■ What you need to do
Return, exactly, the line that contains "What data populates" together with all lines after it to the end of the entries, and no further lines.
..............................
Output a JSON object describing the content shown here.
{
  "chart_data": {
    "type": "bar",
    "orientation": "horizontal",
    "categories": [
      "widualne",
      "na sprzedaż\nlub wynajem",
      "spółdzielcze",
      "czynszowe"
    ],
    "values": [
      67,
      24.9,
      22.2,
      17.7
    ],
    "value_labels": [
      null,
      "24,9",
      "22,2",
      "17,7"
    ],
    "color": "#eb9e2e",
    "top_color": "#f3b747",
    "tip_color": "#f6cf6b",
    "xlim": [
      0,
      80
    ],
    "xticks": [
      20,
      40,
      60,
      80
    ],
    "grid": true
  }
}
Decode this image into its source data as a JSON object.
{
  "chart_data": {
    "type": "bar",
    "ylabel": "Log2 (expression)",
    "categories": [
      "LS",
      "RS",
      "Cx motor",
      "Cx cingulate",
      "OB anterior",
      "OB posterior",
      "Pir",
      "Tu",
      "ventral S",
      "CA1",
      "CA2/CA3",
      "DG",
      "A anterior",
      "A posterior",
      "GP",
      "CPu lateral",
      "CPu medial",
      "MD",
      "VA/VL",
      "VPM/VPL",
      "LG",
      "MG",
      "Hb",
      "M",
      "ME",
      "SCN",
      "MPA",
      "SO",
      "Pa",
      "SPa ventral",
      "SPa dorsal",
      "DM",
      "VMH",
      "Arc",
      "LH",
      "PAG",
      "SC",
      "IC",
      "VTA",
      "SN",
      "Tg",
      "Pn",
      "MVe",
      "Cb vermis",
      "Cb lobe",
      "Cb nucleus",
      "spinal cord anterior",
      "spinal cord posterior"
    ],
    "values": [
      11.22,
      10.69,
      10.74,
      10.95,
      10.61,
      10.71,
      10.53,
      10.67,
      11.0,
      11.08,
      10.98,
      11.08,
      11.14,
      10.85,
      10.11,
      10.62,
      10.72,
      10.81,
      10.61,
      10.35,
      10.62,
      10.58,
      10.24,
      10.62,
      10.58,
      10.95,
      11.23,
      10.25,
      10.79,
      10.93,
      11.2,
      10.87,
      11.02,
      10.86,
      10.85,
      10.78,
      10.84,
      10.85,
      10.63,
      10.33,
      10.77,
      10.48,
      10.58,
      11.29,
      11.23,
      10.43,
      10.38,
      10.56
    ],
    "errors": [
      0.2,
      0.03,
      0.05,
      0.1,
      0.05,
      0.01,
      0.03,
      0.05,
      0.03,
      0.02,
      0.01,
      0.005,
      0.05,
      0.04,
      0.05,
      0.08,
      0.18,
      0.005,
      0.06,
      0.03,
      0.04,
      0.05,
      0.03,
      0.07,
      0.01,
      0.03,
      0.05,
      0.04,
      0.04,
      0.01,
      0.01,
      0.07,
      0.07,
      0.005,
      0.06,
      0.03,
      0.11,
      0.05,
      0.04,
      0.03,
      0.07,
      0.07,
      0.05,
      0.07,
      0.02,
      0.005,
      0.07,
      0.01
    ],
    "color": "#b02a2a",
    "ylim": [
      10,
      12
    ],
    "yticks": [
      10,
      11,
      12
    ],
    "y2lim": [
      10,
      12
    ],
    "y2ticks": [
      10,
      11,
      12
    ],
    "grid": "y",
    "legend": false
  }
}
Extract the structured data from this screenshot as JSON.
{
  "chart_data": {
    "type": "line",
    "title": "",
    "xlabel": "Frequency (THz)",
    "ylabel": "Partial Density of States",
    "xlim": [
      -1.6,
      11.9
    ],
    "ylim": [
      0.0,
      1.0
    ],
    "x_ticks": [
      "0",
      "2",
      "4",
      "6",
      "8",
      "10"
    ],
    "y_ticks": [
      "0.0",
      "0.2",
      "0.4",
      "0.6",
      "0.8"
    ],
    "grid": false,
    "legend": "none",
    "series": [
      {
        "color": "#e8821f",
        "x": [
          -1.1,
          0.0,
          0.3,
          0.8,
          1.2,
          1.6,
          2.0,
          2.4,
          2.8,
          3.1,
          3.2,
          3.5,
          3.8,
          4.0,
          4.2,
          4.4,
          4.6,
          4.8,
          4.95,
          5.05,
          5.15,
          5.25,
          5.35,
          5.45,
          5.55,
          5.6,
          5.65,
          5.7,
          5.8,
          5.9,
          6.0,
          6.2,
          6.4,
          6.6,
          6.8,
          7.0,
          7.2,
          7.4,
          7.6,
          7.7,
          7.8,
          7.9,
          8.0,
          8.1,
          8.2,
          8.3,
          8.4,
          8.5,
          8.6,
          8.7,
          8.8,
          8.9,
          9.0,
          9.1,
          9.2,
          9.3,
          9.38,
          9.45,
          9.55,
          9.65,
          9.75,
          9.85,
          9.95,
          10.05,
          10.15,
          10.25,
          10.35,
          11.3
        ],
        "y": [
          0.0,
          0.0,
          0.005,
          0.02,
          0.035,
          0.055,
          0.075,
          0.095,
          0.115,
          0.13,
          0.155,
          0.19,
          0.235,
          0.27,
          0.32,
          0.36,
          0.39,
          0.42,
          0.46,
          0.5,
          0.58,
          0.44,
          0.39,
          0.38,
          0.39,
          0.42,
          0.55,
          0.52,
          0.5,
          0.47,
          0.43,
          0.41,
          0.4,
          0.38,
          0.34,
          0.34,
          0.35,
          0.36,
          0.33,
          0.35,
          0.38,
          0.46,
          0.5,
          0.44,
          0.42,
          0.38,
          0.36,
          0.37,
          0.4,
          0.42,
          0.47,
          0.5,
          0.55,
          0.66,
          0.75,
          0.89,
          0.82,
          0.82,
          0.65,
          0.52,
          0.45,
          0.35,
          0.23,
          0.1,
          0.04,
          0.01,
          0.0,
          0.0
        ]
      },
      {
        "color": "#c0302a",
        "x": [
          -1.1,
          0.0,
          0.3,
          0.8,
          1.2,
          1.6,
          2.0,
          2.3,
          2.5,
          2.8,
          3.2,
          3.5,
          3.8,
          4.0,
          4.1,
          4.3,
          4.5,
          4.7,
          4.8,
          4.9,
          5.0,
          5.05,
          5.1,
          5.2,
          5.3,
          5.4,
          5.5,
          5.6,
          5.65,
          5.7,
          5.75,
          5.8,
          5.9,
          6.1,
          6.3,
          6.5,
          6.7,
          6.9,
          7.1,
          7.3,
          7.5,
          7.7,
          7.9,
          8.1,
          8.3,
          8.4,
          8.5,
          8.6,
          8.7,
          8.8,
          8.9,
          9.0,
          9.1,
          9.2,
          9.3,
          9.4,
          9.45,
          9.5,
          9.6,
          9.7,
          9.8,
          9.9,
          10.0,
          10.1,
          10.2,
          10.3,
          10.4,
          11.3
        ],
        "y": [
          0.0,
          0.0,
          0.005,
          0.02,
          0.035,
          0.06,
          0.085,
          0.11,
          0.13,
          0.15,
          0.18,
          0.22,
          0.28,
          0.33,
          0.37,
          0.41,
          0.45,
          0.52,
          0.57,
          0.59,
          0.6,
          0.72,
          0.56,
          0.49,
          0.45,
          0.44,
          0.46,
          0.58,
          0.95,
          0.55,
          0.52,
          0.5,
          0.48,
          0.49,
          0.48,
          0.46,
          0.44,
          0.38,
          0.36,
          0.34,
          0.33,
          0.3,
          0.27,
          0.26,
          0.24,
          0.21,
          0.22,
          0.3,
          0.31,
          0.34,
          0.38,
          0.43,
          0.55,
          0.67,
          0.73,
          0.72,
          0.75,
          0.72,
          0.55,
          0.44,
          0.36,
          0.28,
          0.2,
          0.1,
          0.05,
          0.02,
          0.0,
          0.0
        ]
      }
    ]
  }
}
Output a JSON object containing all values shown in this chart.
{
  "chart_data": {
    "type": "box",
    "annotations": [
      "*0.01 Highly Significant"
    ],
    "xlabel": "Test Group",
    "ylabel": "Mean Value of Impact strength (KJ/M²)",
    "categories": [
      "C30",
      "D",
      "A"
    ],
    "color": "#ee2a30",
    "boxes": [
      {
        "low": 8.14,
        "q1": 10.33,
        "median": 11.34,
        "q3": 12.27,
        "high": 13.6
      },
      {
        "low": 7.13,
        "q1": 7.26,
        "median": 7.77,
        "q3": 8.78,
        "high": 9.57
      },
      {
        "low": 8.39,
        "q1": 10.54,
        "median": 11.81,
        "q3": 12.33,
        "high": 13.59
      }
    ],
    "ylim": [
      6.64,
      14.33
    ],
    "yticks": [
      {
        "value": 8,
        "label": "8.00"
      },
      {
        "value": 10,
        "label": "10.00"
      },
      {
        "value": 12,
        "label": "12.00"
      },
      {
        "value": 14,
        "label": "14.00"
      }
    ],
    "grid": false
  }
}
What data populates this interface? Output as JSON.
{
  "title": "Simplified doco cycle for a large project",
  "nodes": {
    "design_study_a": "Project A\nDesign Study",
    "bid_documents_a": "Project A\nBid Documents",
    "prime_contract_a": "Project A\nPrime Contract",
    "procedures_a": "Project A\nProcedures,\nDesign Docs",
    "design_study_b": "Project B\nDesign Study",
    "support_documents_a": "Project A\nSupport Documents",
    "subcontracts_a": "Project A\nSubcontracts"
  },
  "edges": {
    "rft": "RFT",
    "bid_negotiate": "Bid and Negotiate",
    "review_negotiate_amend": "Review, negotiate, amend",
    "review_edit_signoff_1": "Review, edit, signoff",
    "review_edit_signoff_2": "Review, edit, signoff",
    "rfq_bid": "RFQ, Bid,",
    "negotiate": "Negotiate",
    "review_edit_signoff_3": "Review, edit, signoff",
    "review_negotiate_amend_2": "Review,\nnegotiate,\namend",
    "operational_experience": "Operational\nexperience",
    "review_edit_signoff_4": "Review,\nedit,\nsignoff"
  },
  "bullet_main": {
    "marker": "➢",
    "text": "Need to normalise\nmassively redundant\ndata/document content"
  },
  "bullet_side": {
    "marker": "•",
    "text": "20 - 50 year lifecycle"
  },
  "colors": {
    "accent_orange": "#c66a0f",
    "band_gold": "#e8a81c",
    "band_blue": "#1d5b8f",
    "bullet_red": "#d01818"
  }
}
..............................
■ Written response
What data populates this interface? Output as JSON.
{
  "title": "Simplified doco cycle for a large project",
  "nodes": {
    "design_study_a": "Project A\nDesign Study",
    "bid_documents_a": "Project A\nBid Documents",
    "prime_contract_a": "Project A\nPrime Contract",
    "procedures_a": "Project A\nProcedures,\nDesign Docs",
    "design_study_b": "Project B\nDesign Study",
    "support_documents_a": "Project A\nSupport Documents",
    "subcontracts_a": "Project A\nSubcontracts"
  },
  "edges": {
    "rft": "RFT",
    "bid_negotiate": "Bid and Negotiate",
    "review_negotiate_amend": "Review, negotiate, amend",
    "review_edit_signoff_1": "Review, edit, signoff",
    "review_edit_signoff_2": "Review, edit, signoff",
    "rfq_bid": "RFQ, Bid,",
    "negotiate": "Negotiate",
    "review_edit_signoff_3": "Review, edit, signoff",
    "review_negotiate_amend_2": "Review,\nnegotiate,\namend",
    "operational_experience": "Operational\nexperience",
    "review_edit_signoff_4": "Review,\nedit,\nsignoff"
  },
  "bullet_main": {
    "marker": "➢",
    "text": "Need to normalise\nmassively redundant\ndata/document content"
  },
  "bullet_side": {
    "marker": "•",
    "text": "20 - 50 year lifecycle"
  },
  "colors": {
    "accent_orange": "#c66a0f",
    "band_gold": "#e8a81c",
    "band_blue": "#1d5b8f",
    "bullet_red": "#d01818"
  }
}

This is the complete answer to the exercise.